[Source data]

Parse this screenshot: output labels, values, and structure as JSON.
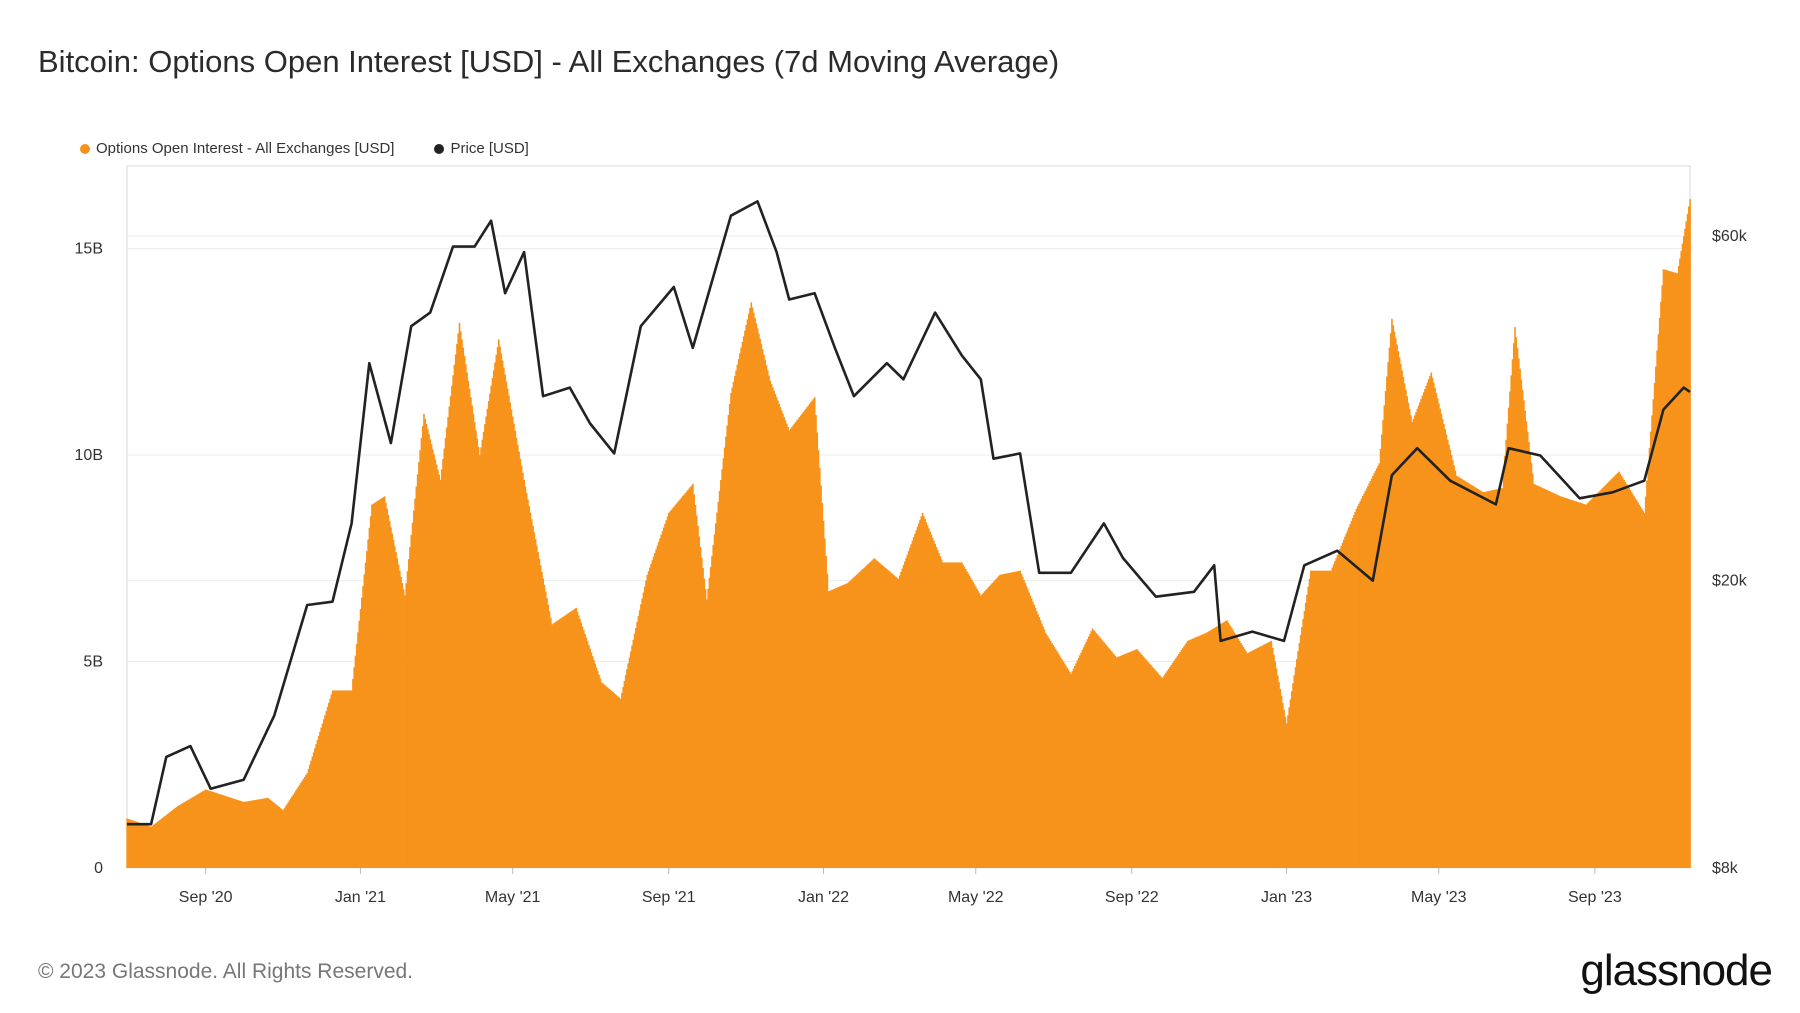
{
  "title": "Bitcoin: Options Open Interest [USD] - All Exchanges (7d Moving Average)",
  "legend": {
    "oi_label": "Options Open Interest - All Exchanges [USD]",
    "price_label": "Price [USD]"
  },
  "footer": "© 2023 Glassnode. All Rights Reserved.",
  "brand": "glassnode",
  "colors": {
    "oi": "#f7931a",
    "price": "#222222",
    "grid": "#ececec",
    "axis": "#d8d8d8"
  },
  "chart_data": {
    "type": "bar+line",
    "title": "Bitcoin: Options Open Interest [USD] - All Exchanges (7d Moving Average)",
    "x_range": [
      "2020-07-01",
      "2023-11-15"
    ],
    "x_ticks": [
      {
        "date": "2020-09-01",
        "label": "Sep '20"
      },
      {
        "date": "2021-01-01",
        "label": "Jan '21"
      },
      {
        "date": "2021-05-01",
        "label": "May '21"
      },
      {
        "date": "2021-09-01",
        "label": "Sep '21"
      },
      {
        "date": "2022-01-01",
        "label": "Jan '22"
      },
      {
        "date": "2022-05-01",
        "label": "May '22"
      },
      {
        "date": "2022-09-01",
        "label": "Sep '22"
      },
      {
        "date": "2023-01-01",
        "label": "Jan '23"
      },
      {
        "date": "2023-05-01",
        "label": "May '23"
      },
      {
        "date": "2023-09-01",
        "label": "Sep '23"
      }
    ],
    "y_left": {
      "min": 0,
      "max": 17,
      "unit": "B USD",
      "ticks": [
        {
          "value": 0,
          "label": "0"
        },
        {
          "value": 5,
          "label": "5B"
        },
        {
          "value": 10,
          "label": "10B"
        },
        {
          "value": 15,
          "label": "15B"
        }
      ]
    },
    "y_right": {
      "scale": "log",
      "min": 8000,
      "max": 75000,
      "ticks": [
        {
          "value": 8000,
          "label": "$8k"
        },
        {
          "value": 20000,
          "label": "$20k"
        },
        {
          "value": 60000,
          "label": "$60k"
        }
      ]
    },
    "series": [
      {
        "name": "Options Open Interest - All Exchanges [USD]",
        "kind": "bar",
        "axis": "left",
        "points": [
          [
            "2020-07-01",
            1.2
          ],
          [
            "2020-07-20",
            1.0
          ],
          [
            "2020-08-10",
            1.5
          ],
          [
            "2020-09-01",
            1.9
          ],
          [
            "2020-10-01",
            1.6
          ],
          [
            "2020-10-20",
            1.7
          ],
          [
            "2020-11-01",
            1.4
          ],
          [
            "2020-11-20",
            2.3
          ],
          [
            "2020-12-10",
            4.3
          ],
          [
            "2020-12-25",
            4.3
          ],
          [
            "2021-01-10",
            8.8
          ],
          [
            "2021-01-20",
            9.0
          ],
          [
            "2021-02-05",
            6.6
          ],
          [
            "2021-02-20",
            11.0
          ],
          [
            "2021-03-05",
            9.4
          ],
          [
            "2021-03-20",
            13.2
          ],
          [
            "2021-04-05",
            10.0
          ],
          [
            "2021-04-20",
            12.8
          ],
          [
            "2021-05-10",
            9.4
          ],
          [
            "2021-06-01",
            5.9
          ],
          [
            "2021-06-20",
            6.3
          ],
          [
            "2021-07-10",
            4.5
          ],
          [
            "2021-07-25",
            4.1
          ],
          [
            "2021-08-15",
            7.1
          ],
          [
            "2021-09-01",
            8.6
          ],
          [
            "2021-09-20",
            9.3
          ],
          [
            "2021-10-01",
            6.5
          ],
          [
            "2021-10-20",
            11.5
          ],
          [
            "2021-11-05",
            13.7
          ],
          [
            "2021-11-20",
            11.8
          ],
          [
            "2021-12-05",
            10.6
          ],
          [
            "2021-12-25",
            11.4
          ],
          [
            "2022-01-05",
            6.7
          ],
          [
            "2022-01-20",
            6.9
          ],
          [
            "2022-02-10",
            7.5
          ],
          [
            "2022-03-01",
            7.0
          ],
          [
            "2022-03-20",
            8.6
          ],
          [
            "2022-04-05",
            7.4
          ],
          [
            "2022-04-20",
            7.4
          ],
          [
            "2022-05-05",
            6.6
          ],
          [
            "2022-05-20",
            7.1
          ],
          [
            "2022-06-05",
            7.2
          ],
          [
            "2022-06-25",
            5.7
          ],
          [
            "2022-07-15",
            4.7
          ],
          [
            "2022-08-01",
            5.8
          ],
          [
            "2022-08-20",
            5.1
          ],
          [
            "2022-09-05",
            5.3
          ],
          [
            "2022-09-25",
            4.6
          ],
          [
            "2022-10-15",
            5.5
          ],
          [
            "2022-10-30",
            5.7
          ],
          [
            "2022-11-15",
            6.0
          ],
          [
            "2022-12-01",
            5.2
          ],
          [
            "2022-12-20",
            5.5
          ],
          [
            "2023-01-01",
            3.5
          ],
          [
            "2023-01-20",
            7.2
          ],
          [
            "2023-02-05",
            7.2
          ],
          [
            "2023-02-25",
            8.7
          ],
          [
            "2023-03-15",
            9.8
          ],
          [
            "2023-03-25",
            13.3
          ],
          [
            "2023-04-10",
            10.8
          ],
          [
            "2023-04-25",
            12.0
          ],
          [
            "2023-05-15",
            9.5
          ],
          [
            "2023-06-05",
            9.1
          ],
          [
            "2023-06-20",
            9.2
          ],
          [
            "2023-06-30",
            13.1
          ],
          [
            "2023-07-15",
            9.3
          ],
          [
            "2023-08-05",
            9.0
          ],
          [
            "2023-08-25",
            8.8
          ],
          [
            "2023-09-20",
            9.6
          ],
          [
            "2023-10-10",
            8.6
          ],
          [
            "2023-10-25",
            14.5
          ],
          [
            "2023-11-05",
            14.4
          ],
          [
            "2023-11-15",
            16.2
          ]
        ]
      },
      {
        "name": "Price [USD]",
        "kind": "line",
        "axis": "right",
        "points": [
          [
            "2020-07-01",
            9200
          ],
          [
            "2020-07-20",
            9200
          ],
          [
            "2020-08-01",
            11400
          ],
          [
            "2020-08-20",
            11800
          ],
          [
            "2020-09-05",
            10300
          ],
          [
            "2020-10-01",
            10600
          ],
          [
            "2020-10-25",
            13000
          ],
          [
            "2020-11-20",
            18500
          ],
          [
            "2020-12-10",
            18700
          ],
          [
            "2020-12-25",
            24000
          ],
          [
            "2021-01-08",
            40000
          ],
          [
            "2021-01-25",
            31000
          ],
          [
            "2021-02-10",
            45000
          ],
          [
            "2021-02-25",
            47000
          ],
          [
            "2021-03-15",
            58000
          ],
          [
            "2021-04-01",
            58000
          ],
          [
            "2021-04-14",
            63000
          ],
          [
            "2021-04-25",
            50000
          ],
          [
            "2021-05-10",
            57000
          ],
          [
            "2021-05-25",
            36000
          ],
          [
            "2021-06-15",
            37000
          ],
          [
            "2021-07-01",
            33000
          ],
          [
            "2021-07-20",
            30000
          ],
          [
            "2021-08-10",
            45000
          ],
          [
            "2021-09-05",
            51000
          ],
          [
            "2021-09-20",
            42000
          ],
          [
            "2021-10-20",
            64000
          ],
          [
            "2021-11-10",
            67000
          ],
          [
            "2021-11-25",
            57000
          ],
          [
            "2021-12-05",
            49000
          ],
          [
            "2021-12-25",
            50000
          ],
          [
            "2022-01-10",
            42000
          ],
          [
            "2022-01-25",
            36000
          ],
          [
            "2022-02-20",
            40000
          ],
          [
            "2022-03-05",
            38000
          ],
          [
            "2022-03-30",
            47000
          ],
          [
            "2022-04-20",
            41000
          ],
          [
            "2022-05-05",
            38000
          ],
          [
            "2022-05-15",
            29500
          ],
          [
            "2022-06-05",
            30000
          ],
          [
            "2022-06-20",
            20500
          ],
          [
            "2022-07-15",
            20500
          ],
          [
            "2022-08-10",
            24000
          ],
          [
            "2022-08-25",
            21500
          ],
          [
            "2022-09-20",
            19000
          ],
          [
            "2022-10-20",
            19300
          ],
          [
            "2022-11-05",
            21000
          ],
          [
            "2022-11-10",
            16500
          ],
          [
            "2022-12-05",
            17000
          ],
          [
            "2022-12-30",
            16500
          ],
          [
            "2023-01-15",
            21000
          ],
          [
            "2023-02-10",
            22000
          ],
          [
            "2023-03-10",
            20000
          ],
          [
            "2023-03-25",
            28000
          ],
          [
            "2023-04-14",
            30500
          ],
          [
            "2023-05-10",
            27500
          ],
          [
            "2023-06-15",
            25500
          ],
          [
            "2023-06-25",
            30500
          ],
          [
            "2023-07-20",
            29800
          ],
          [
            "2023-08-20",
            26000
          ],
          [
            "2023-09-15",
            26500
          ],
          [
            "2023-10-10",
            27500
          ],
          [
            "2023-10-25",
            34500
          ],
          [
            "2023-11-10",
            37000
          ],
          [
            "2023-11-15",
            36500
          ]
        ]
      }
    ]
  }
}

...

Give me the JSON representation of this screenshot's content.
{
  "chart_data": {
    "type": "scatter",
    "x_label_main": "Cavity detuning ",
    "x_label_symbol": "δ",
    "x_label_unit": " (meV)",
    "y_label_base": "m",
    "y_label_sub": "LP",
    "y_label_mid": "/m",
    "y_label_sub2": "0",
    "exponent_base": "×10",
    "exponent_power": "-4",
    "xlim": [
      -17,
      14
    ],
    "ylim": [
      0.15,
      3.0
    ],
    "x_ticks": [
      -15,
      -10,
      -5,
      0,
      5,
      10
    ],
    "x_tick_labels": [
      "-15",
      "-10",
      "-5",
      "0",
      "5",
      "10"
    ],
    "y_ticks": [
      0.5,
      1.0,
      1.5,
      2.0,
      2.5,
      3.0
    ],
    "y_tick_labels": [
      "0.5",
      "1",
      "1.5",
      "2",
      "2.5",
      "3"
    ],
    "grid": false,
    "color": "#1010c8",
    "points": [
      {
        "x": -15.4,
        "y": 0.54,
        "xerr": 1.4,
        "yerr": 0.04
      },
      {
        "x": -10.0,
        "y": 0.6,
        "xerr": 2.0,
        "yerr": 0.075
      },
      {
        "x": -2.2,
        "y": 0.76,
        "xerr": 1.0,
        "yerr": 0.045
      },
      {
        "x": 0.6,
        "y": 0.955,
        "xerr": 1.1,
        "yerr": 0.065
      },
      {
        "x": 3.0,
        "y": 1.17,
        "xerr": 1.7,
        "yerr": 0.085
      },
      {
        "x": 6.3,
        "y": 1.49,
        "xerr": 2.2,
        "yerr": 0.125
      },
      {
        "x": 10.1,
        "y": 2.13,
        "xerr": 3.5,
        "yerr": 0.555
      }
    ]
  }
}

...

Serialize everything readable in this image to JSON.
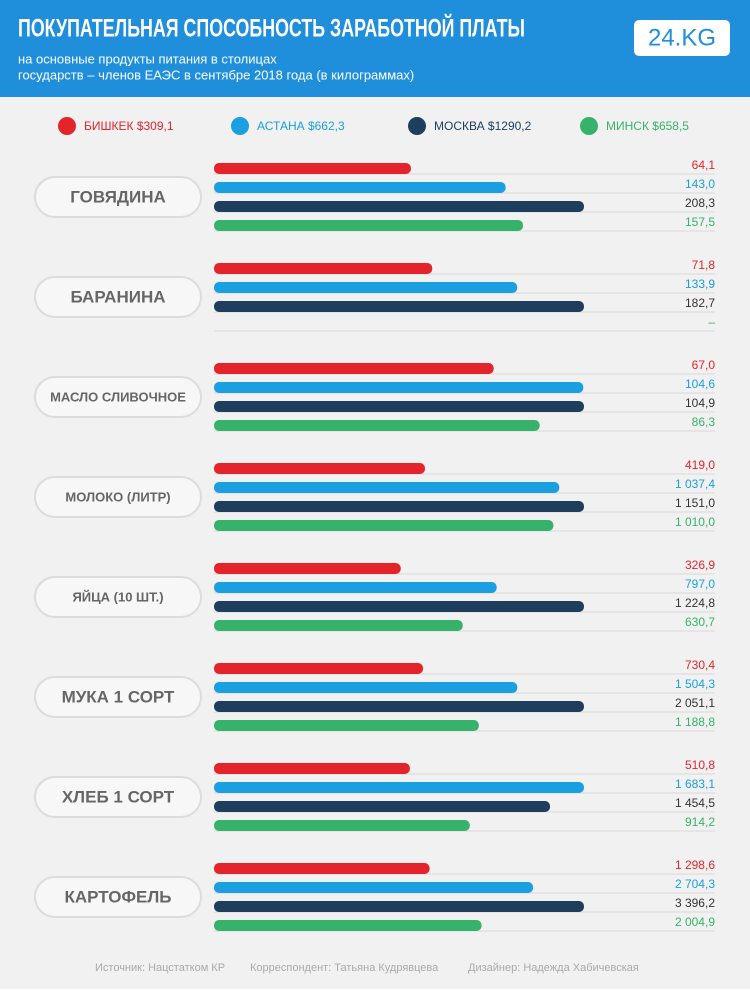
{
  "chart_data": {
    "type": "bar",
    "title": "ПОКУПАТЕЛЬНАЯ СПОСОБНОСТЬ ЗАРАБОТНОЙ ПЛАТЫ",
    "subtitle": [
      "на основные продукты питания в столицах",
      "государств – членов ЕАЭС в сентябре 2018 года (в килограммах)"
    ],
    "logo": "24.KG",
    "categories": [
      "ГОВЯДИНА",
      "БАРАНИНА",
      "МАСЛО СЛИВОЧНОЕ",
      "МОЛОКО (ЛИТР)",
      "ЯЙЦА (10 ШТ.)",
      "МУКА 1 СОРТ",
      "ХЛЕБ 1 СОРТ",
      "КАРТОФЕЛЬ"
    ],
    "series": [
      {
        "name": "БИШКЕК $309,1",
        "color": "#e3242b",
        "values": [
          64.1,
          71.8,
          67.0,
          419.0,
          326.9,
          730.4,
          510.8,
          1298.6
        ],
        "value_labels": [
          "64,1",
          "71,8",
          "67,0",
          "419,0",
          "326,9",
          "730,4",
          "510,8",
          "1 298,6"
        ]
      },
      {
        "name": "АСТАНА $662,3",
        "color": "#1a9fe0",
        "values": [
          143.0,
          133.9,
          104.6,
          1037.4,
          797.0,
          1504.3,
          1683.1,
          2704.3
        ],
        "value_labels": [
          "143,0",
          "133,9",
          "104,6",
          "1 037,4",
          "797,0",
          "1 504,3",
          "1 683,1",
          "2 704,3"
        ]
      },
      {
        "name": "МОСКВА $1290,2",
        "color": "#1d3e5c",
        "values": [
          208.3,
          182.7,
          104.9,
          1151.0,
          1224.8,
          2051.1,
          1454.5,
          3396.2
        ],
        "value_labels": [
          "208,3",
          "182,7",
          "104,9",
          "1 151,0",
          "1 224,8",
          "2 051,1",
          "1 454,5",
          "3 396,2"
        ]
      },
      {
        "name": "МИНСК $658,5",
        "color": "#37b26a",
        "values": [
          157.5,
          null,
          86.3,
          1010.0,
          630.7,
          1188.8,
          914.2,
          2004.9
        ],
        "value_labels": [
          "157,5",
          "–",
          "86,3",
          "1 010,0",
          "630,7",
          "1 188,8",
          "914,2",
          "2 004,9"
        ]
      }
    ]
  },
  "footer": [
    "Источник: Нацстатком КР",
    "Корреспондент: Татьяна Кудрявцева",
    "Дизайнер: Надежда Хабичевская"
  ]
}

# Set problem:
Locate and copy each line in the data above that includes the word "Exchanges".

# Exercise response:
  "title": "Bitcoin: Options Open Interest [USD] - All Exchanges (7d Moving Average)",
    "oi_label": "Options Open Interest - All Exchanges [USD]",
    "title": "Bitcoin: Options Open Interest [USD] - All Exchanges (7d Moving Average)",
        "name": "Options Open Interest - All Exchanges [USD]",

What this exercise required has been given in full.